╭─ Document excerpt

Again, the work of the fiction detective is always successful. Naturally, because his work is planned to this end by the author. The fiction detective plays his game with marked cards. Though seemingly groping in the dark, he is walking a definite path laid straight to a definite end. He is pushed off on false scents, but pulled back and set right again by an adjusting power which does not exist in the case of real detectives.
Indeed, the sooner the writer of detective fiction realizes that the detective of fiction has little in common with the detective in real life, the better is that author equipped for his work.
The real detective, for one thing, is rarely a man of culture or high ideals. The fiction detective is usually an aristocrat, unfortunately impoverished, or working at his art for art's sake.
The real detective, however great his analytic ability, often finds that he cannot apply it to his case. The fiction detective never has this experience; he finds his case ready made and perfectly fitted to his powers.
The real detective finds little or nothing in the way of useful material clues. The fiction detective finds his properties laid ready to his hand at the right moment. Dropped handkerchiefs, shreds of clothing, broken cuff-links, torn letters,—all are sprinkled in the path ahead of him, like roses strewn before a bride.

╰─
╭─ Recorded information

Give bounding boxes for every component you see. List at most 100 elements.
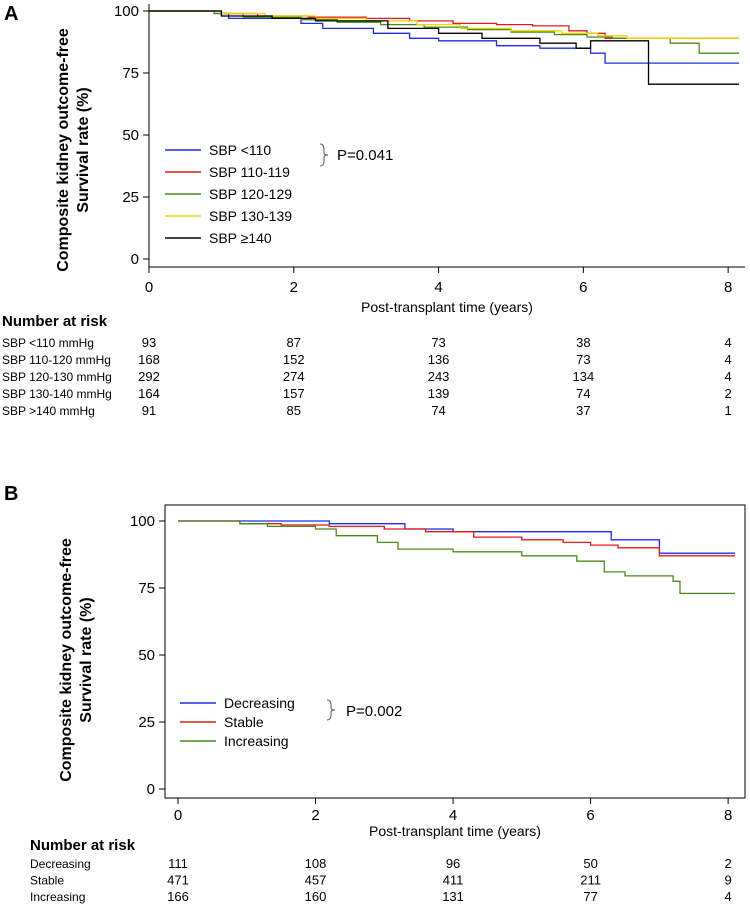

╰─

### What to produce:
Transcribe the entire text on fiction detectives versus real detectives, word for word. The material shown here was taken from a separate source.

### In response:
Again, the work of the fiction detective is always successful. Naturally, because his work is planned to this end by the author. The fiction detective plays his game with marked cards. Though seemingly groping in the dark, he is walking a definite path laid straight to a definite end. He is pushed off on false scents, but pulled back and set right again by an adjusting power which does not exist in the case of real detectives.
Indeed, the sooner the writer of detective fiction realizes that the detective of fiction has little in common with the detective in real life, the better is that author equipped for his work.
The real detective, for one thing, is rarely a man of culture or high ideals. The fiction detective is usually an aristocrat, unfortunately impoverished, or working at his art for art's sake.
The real detective, however great his analytic ability, often finds that he cannot apply it to his case. The fiction detective never has this experience; he finds his case ready made and perfectly fitted to his powers.
The real detective finds little or nothing in the way of useful material clues. The fiction detective finds his properties laid ready to his hand at the right moment. Dropped handkerchiefs, shreds of clothing, broken cuff-links, torn letters,—all are sprinkled in the path ahead of him, like roses strewn before a bride.